:: Material provided ::
* BEGIN *

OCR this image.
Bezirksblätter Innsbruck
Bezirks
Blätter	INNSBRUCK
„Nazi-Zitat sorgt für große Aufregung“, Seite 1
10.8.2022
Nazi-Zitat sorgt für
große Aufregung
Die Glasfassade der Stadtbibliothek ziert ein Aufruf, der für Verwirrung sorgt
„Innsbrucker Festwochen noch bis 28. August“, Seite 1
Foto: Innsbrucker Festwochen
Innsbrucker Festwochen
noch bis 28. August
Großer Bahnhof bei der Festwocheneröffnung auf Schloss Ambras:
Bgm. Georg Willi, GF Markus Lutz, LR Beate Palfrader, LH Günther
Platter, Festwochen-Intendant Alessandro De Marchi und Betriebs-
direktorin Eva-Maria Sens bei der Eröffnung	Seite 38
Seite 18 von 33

* END *

Exactly reproduce all of the entries above.

OCR this image.
Bezirksblätter Innsbruck
Bezirks
Blätter	INNSBRUCK
„Nazi-Zitat sorgt für große Aufregung“, Seite 1
10.8.2022
Nazi-Zitat sorgt für
große Aufregung
Die Glasfassade der Stadtbibliothek ziert ein Aufruf, der für Verwirrung sorgt
„Innsbrucker Festwochen noch bis 28. August“, Seite 1
Foto: Innsbrucker Festwochen
Innsbrucker Festwochen
noch bis 28. August
Großer Bahnhof bei der Festwocheneröffnung auf Schloss Ambras:
Bgm. Georg Willi, GF Markus Lutz, LR Beate Palfrader, LH Günther
Platter, Festwochen-Intendant Alessandro De Marchi und Betriebs-
direktorin Eva-Maria Sens bei der Eröffnung	Seite 38
Seite 18 von 33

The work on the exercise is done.